» **What you should do**: Search the material for the string "time" and copy each line where it occurs.

» **Provided data**:
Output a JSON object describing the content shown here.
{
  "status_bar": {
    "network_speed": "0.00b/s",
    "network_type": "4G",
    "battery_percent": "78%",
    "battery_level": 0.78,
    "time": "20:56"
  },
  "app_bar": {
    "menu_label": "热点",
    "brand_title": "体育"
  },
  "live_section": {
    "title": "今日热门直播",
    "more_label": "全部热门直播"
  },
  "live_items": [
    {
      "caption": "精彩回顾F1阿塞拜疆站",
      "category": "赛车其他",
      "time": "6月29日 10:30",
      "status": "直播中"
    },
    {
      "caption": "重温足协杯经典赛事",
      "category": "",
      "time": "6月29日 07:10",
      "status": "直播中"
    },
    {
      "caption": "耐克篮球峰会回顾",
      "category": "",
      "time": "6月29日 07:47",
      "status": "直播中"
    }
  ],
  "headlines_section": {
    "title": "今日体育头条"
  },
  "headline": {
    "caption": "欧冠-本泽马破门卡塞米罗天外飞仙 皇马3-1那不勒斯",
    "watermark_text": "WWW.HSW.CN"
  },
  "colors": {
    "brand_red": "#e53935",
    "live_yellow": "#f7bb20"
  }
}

» **Final answer**:
    "time": "20:56"
      "time": "6月29日 10:30",
      "time": "6月29日 07:10",
      "time": "6月29日 07:47",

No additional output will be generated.